Task brief: Your task is to write out the complete listing exactly as it is shown.
── Dataset records ──
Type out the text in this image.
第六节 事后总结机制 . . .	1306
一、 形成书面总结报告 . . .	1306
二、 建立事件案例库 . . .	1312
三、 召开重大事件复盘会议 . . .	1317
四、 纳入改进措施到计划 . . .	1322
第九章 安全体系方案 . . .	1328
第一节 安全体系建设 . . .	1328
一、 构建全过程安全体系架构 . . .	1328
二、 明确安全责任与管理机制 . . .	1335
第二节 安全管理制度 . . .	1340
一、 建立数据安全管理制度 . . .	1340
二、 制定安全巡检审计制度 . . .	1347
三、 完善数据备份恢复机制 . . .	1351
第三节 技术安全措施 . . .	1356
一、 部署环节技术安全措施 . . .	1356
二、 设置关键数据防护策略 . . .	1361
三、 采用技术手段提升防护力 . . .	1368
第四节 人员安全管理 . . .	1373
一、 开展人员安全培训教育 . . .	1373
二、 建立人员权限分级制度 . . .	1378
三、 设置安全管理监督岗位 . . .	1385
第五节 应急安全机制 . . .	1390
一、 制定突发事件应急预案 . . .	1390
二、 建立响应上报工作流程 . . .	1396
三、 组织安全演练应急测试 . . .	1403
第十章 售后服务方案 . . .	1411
───
Response:
Type out the text in this image.
第六节 事后总结机制 . . .	1306
一、 形成书面总结报告 . . .	1306
二、 建立事件案例库 . . .	1312
三、 召开重大事件复盘会议 . . .	1317
四、 纳入改进措施到计划 . . .	1322
第九章 安全体系方案 . . .	1328
第一节 安全体系建设 . . .	1328
一、 构建全过程安全体系架构 . . .	1328
二、 明确安全责任与管理机制 . . .	1335
第二节 安全管理制度 . . .	1340
一、 建立数据安全管理制度 . . .	1340
二、 制定安全巡检审计制度 . . .	1347
三、 完善数据备份恢复机制 . . .	1351
第三节 技术安全措施 . . .	1356
一、 部署环节技术安全措施 . . .	1356
二、 设置关键数据防护策略 . . .	1361
三、 采用技术手段提升防护力 . . .	1368
第四节 人员安全管理 . . .	1373
一、 开展人员安全培训教育 . . .	1373
二、 建立人员权限分级制度 . . .	1378
三、 设置安全管理监督岗位 . . .	1385
第五节 应急安全机制 . . .	1390
一、 制定突发事件应急预案 . . .	1390
二、 建立响应上报工作流程 . . .	1396
三、 组织安全演练应急测试 . . .	1403
第十章 售后服务方案 . . .	1411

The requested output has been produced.